Gather all lines with the word "this" in them.

━━ EXERCISE MATERIALS ━━

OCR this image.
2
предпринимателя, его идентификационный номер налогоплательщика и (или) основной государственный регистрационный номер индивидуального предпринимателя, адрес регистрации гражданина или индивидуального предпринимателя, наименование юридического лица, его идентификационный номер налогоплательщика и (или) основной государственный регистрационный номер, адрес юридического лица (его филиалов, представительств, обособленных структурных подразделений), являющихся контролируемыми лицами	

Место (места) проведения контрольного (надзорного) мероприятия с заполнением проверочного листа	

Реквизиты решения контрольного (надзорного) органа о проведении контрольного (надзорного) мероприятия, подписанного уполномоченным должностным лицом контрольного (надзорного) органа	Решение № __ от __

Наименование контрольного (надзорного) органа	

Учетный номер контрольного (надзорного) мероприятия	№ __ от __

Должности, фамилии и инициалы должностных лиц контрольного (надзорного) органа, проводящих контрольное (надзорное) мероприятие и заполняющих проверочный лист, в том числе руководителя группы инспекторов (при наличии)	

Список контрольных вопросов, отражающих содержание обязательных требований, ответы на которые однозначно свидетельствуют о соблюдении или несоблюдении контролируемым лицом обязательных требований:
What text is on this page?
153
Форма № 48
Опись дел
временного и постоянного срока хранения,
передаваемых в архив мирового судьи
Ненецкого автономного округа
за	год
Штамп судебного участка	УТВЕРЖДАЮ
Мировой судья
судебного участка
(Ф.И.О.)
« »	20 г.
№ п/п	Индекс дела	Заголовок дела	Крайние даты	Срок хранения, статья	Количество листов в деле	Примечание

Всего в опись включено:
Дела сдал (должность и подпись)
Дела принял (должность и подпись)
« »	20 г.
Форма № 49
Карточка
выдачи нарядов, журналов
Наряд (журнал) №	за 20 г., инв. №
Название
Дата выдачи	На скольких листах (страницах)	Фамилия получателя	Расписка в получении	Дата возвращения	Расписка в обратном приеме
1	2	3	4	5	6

━━━

- THE OUTPUT -
OCR this image.
What text is on this page?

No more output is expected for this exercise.